YOUR OBJECTIVE: According to the passage on first lien credit facility borrowings, how much was outstanding under the revolving credit facility as of September 30, 2013?

PASSAGE SHOWN:
First Lien Credit Facility Borrowings
As of September 30, 2013, we had a term loan of $69.3 million outstanding under the first lien credit facility. We are obligated to make quarterly principal payments of $1.3 million commencing in June 2014, until repayment of the then outstanding balance at maturity. Borrowings on the term loan bear interest at a variable rate per annum equal to, at our option, the London Interbank Offered Rate (“LIBOR”) (floor of 1.5%) plus 6.75% or the Reference Rate (as defined in the First Lien Financing Agreement) (floor of 3.00%) plus 6.25%. As of September 30, 2013, the first lien credit facility term loan had a cash interest rate of 8.25%, consisting of LIBOR of 1.5% plus 6.75%.
The first lien credit facility also includes a $25 million revolving credit facility under which $16.5 million was outstanding as of September 30, 2013. The revolver bears interest at the same rates as the term loan under the first lien credit facility. As of September 30, 2013, the balance outstanding on the revolver had a weighted average cash interest rate of 8.63%, consisting of either LIBOR of 1.5% plus 6.75% or the Reference Rate of 3.25% plus 6.25%.

AVAILABLE DATA:
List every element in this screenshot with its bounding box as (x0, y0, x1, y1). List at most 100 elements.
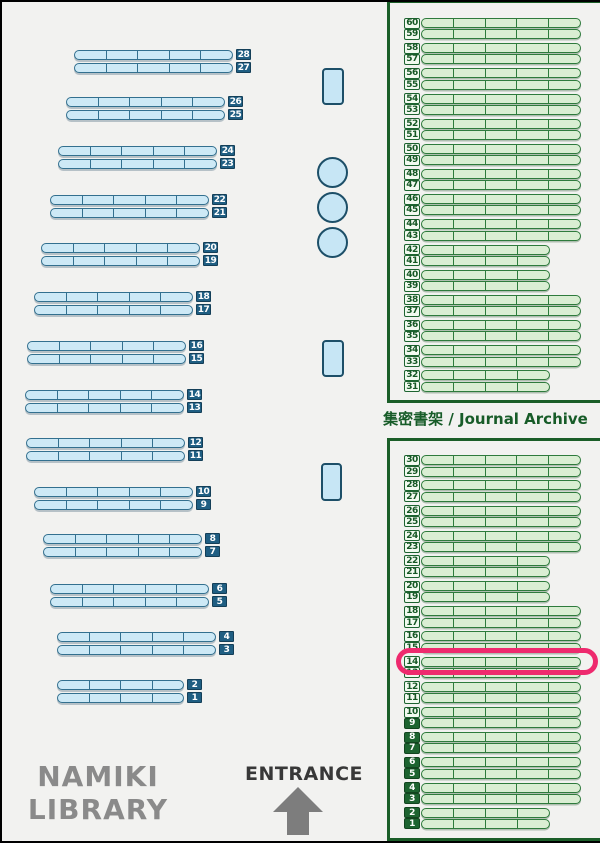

RESPONSE: $16.5 million